* _WHAT IS EXPECTED_
Go through the records below line by line and report how many lines include "JSON", giving the number only.

--- DATA SHOWN Enclosed Below ---

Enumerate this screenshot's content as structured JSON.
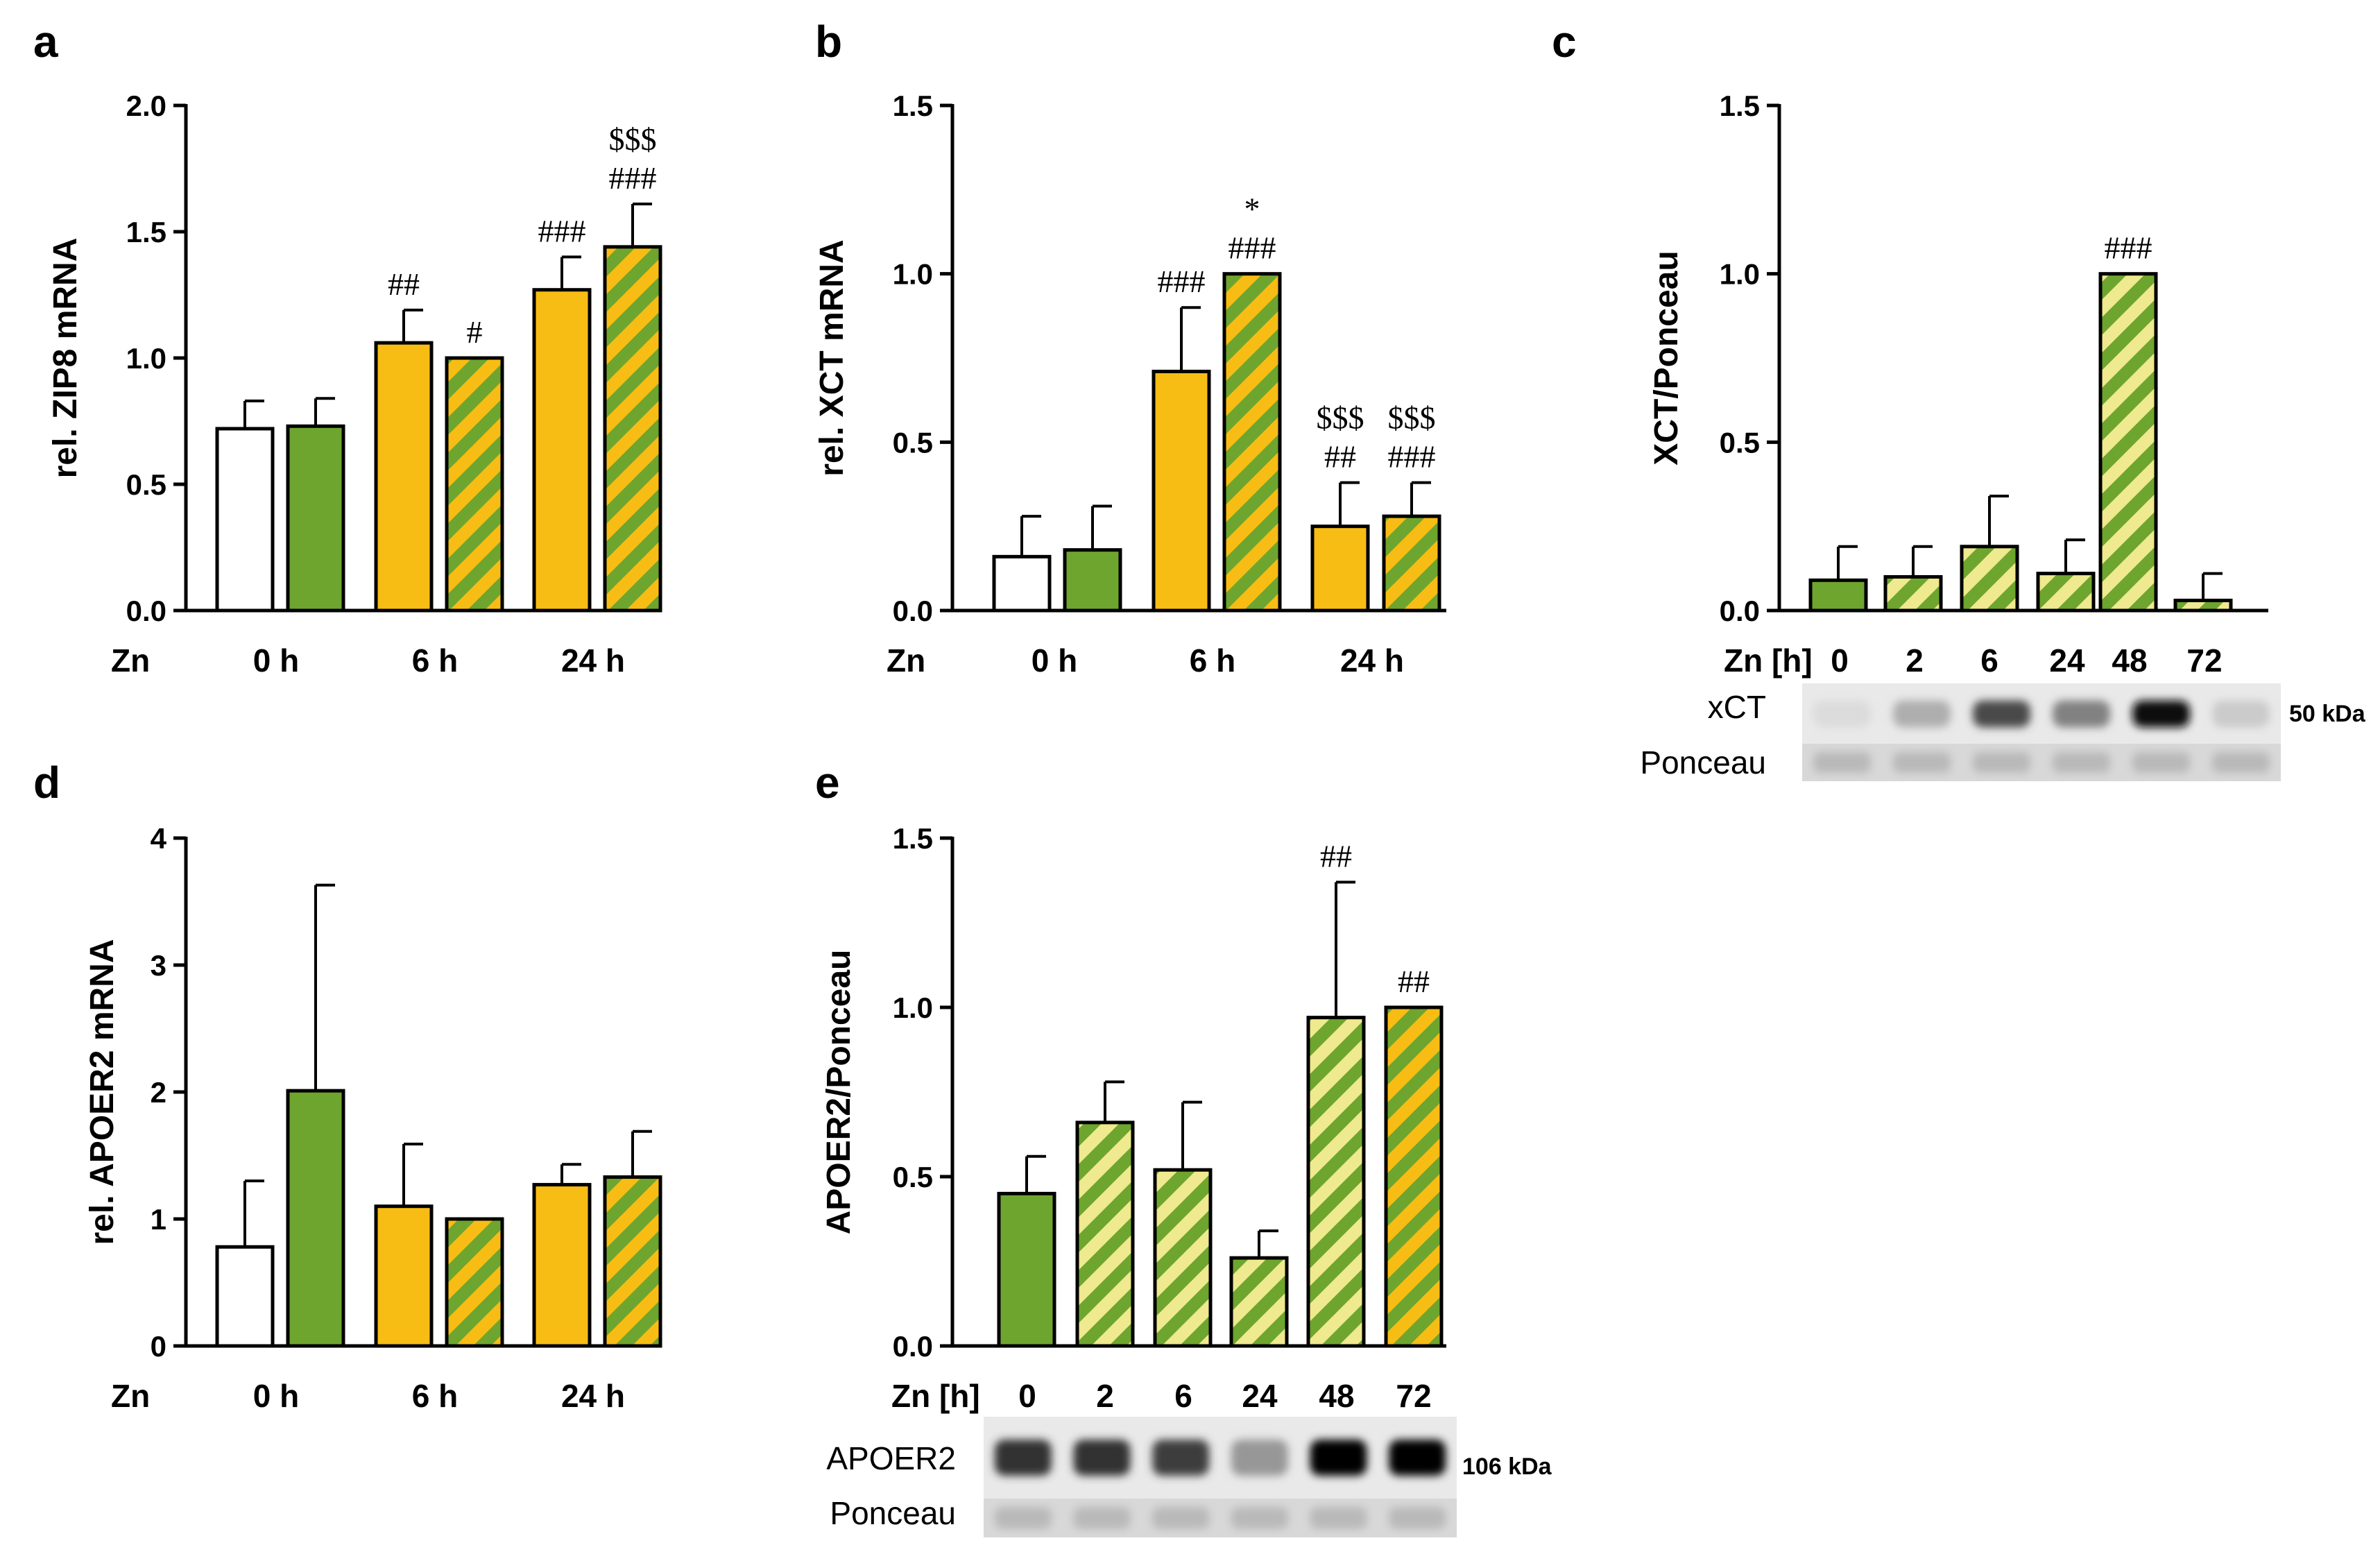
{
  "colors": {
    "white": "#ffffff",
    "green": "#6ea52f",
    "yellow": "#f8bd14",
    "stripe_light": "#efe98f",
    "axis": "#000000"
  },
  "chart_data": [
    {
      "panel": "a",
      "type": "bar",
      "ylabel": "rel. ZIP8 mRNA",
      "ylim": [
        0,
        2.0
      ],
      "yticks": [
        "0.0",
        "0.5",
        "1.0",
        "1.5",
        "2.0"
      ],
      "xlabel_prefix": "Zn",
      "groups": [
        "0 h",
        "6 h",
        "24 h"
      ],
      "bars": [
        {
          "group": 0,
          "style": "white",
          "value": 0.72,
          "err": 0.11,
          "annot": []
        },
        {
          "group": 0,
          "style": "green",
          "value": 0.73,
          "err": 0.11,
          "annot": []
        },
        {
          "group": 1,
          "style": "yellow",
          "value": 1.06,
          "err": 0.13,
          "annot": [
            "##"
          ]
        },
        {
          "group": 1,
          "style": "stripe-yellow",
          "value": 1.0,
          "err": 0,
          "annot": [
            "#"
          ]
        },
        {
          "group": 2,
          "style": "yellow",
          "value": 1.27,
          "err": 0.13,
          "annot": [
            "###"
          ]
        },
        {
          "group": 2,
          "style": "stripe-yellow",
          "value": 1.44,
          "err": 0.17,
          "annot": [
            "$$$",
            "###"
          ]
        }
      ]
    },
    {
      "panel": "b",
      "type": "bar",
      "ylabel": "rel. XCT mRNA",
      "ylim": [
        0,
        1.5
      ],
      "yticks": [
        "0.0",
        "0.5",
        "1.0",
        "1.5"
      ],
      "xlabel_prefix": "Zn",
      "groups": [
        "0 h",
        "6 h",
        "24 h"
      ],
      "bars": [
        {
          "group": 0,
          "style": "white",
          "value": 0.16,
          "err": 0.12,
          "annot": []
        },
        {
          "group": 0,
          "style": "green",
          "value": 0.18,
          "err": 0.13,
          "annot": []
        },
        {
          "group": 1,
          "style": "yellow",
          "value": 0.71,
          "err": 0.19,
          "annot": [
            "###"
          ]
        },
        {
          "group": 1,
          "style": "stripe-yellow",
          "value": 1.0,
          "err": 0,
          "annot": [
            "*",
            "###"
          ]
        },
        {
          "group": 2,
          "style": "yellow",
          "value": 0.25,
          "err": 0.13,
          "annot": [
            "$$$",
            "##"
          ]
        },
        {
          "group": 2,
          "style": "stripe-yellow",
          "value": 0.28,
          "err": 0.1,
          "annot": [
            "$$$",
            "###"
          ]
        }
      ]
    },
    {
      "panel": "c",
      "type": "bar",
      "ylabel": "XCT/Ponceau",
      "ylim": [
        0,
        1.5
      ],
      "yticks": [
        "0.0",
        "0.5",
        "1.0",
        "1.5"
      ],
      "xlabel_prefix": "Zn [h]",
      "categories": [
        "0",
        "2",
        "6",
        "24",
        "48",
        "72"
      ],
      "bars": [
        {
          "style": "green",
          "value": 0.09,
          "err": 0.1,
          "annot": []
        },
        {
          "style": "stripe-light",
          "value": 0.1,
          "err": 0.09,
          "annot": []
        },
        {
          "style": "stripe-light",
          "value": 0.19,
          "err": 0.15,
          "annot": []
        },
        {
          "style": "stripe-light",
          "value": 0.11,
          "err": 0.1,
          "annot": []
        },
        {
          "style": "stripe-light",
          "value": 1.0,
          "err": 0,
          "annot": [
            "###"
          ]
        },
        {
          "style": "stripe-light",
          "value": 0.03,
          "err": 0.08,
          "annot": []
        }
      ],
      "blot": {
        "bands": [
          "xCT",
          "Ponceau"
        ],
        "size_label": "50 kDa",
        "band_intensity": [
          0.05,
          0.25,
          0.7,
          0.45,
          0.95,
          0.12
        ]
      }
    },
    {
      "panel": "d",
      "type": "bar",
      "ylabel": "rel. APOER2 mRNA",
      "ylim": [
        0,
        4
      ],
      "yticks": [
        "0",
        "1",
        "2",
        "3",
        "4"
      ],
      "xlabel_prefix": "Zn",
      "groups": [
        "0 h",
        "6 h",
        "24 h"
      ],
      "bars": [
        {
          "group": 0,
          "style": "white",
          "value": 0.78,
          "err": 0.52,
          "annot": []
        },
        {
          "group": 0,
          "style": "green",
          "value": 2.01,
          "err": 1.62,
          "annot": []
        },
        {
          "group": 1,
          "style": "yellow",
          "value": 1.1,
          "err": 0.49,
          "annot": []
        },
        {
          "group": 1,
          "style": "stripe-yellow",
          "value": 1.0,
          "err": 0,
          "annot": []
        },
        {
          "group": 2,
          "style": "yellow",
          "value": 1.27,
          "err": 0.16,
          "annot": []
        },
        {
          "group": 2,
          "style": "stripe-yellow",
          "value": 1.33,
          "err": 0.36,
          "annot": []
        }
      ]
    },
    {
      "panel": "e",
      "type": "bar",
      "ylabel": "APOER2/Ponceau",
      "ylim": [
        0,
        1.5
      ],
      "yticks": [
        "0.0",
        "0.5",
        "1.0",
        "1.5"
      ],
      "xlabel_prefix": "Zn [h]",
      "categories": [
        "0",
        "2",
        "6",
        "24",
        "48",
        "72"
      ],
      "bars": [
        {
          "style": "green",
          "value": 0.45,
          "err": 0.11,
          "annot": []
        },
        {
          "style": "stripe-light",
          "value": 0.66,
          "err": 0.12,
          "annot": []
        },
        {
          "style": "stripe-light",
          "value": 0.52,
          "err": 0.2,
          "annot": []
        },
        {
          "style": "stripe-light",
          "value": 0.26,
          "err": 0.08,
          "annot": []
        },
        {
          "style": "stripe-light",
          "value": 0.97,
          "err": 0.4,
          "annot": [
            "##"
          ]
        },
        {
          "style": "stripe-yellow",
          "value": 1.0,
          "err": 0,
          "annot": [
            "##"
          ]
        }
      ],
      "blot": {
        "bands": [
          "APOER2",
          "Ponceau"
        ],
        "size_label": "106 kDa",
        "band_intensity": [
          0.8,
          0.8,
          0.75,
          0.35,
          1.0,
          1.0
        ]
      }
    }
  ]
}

--- End of Enclosed DATA SHOWN ---
--- DATA SHOWN Enclosed Below ---

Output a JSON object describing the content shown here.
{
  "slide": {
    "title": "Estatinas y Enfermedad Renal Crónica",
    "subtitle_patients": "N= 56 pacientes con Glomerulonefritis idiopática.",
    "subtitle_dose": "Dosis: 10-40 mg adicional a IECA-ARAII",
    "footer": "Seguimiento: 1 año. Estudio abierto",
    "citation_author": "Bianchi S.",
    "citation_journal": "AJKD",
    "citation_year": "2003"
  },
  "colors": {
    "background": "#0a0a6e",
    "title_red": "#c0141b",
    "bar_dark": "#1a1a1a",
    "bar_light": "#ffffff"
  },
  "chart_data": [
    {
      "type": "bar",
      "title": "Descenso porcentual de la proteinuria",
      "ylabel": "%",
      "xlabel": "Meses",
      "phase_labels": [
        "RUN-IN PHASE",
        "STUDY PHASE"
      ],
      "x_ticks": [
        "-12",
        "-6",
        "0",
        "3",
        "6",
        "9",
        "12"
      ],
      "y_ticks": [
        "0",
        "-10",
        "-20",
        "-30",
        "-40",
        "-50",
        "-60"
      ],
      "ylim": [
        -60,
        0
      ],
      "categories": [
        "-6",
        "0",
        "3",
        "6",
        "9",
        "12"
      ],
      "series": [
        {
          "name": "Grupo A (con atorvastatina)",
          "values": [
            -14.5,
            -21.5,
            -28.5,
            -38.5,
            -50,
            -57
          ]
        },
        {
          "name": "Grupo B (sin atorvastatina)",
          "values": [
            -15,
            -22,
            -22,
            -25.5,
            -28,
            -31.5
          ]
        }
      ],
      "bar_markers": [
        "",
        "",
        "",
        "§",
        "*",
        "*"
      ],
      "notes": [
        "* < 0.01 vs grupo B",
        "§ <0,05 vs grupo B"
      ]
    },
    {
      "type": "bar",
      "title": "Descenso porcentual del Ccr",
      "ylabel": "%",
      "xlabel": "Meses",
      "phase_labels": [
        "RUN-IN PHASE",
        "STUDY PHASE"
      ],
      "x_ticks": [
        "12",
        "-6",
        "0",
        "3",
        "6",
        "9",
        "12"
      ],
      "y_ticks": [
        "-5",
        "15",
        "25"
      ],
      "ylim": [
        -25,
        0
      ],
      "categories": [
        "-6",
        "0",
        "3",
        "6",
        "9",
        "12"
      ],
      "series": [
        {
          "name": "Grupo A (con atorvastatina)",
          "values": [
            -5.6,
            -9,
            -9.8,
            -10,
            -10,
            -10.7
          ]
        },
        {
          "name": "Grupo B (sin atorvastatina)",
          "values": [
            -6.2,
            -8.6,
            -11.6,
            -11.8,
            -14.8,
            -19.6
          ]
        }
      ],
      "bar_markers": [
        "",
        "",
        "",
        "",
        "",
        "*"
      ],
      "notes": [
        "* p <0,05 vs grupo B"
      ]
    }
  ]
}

--- End of Enclosed DATA SHOWN ---

* _ANSWER SPACE_
2